▶ **WHAT YOU NEED TO DO**
Locate the string "image" throughout the material and copy every line in which it occurs.

[Collected data entries]
———

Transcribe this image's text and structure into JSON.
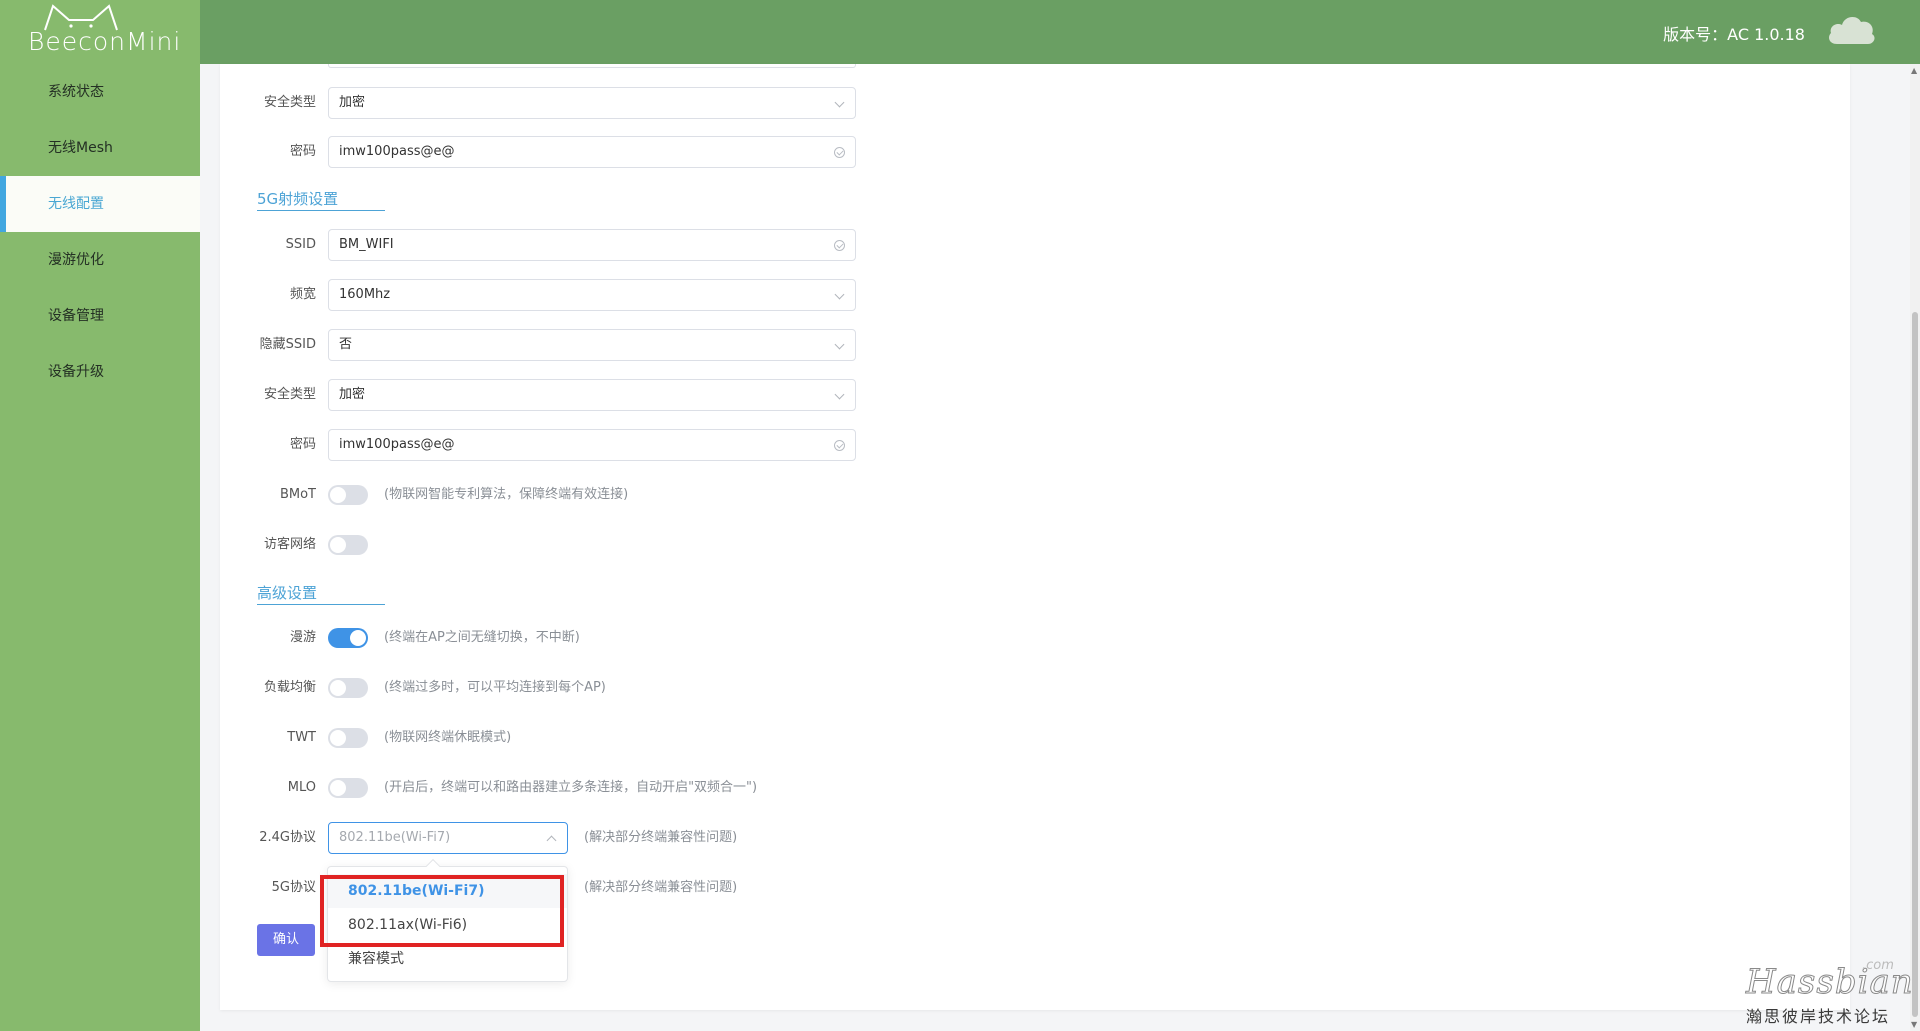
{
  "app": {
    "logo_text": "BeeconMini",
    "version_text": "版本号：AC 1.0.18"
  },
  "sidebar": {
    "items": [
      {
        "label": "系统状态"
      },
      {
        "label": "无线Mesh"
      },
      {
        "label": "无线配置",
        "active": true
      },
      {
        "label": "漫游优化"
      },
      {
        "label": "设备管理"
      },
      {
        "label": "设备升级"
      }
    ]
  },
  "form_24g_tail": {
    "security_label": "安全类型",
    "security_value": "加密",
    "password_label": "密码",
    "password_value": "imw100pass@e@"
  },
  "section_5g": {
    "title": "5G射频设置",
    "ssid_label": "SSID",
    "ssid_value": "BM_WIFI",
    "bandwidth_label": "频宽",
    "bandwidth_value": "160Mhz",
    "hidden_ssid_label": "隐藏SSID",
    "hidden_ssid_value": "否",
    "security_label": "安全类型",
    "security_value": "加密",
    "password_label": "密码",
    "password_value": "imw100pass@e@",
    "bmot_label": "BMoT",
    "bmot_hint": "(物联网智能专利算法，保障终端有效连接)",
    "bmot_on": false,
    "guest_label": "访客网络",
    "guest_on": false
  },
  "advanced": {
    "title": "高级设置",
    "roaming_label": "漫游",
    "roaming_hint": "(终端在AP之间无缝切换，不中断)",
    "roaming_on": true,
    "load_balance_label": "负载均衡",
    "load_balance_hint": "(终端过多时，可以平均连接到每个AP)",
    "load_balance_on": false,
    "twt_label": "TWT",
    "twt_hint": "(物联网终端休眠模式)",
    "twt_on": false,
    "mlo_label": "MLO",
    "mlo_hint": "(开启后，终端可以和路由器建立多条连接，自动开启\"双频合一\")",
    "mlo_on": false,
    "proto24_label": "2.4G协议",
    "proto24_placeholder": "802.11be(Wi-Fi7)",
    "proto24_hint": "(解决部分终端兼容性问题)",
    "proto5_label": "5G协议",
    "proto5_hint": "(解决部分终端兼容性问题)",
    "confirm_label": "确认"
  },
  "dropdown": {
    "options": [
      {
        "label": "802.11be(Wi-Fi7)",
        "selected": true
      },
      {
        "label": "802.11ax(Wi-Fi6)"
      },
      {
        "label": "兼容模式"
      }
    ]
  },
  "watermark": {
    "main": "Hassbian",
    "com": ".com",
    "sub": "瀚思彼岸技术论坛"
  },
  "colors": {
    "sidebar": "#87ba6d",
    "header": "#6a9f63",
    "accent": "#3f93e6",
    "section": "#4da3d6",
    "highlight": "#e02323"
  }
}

———

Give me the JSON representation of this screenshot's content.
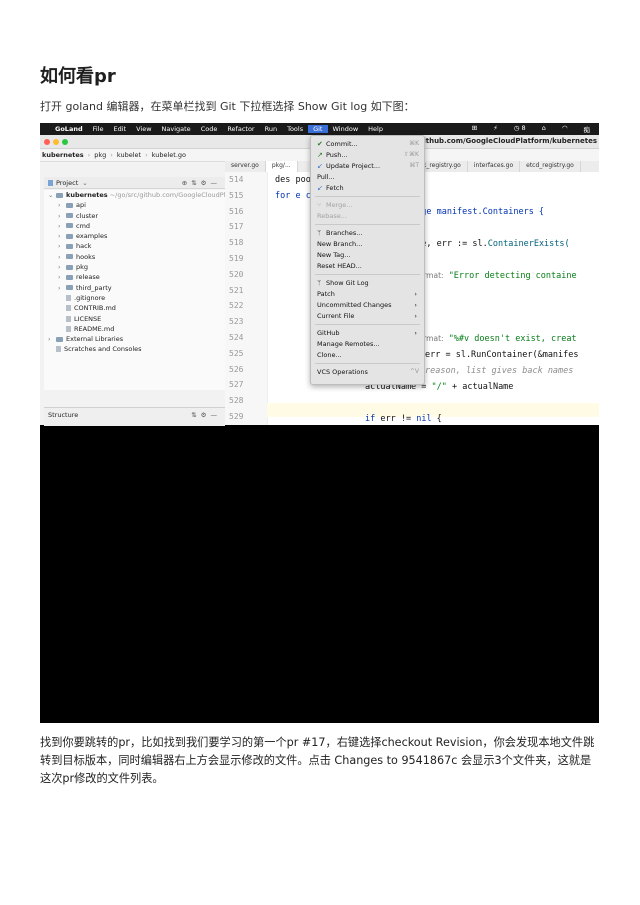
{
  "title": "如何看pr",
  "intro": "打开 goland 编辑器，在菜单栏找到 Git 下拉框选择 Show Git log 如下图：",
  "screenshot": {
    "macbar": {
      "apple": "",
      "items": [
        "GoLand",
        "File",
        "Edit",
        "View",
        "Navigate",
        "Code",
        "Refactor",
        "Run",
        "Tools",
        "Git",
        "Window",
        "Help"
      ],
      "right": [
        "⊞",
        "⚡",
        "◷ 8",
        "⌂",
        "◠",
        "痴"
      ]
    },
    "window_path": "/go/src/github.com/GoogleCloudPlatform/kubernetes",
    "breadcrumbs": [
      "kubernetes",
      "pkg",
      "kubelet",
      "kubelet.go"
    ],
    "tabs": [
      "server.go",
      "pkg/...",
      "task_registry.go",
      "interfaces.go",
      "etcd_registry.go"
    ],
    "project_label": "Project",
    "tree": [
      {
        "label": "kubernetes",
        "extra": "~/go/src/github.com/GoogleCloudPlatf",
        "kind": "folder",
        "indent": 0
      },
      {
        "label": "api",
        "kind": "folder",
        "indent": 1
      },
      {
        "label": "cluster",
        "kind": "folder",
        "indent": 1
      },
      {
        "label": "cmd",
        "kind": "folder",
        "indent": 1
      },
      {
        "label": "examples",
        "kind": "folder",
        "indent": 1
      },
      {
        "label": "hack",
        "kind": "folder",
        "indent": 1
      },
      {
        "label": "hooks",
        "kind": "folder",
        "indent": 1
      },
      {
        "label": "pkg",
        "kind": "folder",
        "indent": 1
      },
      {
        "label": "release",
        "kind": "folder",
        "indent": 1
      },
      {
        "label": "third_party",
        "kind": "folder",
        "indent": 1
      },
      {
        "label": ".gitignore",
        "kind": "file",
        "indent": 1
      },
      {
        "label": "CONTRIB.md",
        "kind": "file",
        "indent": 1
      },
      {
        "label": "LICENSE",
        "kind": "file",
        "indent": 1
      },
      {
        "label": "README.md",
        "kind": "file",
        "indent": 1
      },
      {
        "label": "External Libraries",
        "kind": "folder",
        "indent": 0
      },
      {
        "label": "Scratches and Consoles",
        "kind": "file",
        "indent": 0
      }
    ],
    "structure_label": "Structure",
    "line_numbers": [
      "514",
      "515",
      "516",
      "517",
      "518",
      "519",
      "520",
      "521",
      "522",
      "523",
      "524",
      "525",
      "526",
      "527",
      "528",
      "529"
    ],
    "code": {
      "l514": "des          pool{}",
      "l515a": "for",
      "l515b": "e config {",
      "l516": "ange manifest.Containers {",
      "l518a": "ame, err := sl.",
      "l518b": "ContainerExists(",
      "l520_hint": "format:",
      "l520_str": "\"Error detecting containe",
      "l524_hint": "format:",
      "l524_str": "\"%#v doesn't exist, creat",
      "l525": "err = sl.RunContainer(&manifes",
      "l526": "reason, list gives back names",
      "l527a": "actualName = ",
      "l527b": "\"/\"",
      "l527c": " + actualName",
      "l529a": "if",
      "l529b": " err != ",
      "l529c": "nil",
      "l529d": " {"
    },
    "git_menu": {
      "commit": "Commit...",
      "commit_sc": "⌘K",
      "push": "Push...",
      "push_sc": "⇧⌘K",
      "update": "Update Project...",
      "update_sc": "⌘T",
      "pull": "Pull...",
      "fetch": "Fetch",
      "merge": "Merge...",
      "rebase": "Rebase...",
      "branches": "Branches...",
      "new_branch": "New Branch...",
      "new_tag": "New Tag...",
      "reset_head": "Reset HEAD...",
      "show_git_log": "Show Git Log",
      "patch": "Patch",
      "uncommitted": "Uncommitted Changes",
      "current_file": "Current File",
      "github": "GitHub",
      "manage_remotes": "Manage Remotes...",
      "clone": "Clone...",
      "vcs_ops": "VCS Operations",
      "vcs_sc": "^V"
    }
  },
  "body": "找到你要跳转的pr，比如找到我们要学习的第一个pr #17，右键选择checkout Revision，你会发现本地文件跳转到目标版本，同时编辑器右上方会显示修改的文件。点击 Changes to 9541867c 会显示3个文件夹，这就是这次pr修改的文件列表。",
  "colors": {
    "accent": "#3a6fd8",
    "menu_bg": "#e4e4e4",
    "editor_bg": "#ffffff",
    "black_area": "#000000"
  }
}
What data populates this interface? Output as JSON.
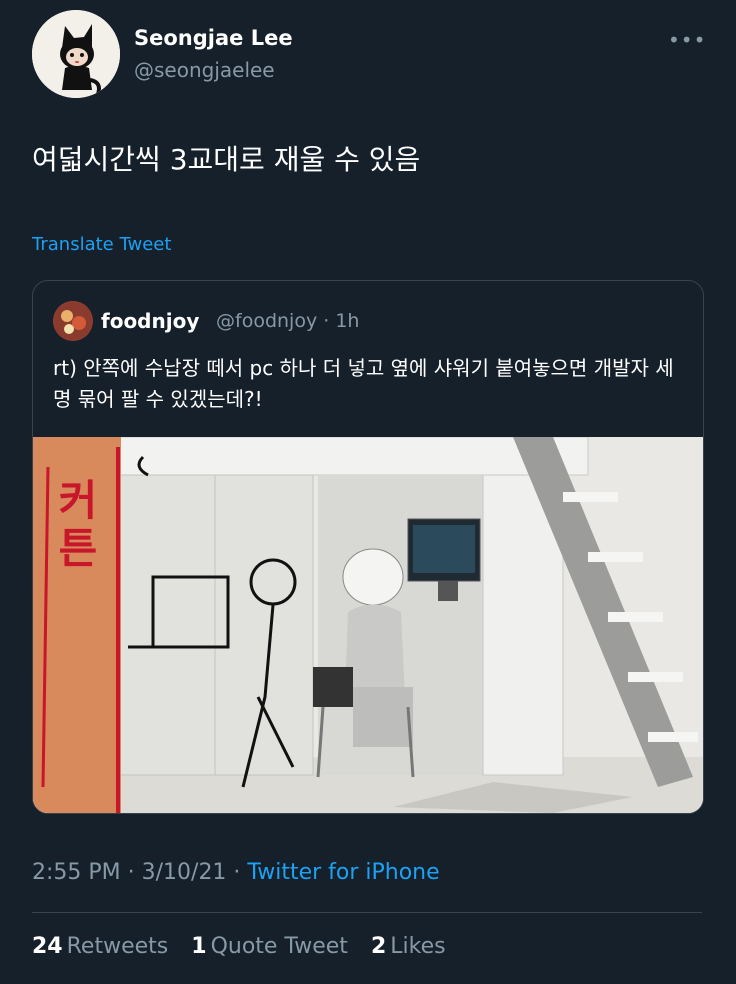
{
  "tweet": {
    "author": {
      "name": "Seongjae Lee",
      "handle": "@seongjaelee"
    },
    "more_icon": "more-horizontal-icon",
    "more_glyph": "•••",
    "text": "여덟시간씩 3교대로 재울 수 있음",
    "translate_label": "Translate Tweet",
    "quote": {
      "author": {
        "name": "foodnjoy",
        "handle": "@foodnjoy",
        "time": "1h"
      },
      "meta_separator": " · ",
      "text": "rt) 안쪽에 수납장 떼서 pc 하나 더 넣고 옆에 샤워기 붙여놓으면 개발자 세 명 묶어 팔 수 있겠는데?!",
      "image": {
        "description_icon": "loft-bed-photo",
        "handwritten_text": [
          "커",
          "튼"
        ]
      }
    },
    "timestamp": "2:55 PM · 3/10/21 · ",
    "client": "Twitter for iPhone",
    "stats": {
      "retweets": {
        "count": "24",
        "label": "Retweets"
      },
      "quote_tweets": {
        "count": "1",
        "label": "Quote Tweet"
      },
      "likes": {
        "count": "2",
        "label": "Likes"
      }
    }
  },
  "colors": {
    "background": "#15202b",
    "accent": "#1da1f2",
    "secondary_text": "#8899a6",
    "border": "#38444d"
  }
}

———

▶ **COMPLETED TASK**
Transcribe this image's text and structure into JSON.
      "image": {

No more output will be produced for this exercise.